▶ EXERCISE DIRECTIONS
In the data below, find each line containing the string "image" and return it.

▶ DATA SUPPLIED
┌──

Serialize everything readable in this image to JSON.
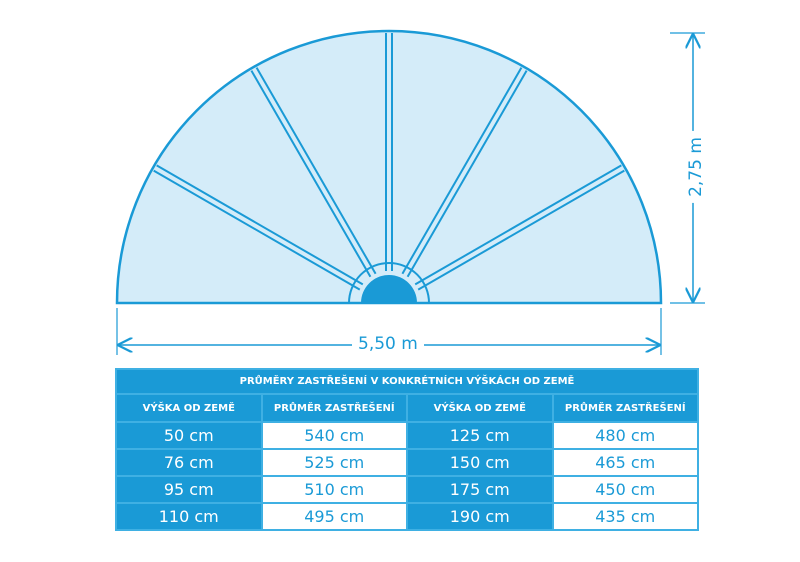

└──
┌──

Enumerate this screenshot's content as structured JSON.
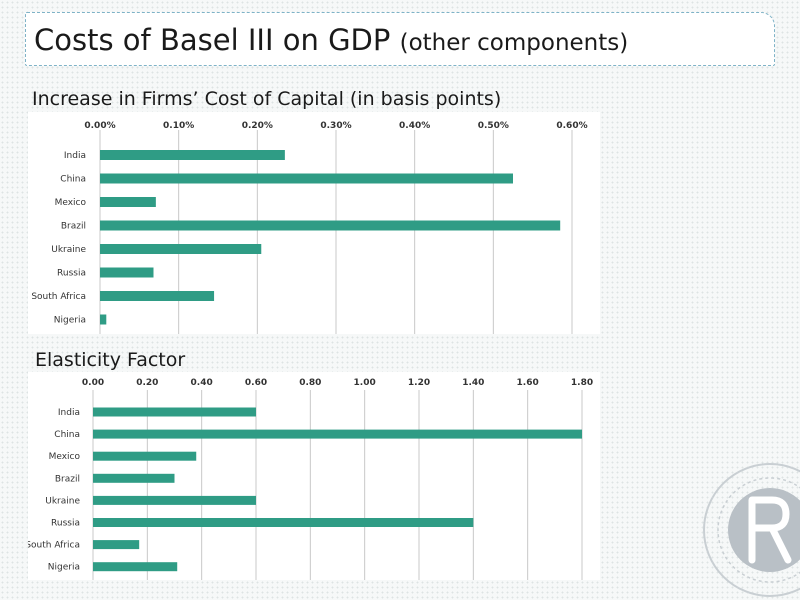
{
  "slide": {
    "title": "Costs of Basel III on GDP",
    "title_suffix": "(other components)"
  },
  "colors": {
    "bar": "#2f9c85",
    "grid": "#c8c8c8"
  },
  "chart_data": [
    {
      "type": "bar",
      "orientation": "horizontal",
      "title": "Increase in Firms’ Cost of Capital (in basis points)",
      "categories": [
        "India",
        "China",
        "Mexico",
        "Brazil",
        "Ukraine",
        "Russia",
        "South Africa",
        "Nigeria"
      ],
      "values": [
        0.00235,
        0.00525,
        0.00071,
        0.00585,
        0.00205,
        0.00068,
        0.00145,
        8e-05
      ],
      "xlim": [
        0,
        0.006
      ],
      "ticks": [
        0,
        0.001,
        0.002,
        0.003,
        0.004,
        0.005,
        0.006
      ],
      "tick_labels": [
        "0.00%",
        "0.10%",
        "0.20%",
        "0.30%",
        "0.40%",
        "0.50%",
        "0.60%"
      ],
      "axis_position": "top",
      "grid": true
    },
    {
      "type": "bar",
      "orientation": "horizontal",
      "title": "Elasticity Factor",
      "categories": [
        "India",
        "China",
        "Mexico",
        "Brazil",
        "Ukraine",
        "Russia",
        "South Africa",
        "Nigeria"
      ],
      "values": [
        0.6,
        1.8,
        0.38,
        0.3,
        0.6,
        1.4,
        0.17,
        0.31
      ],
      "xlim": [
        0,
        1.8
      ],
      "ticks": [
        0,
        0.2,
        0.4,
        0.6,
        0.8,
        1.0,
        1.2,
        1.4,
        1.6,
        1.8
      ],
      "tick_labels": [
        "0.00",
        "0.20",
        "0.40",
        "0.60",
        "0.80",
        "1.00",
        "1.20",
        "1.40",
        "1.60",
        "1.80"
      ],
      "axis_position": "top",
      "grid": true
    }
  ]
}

└──
┌──

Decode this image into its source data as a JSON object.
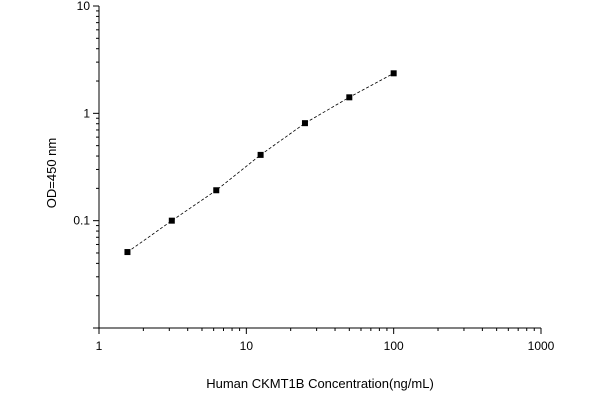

└──

▶ RESPONSE TO THE EXERCISE
Serialize everything readable in this image to JSON.
Decode this image into its source data as a JSON object.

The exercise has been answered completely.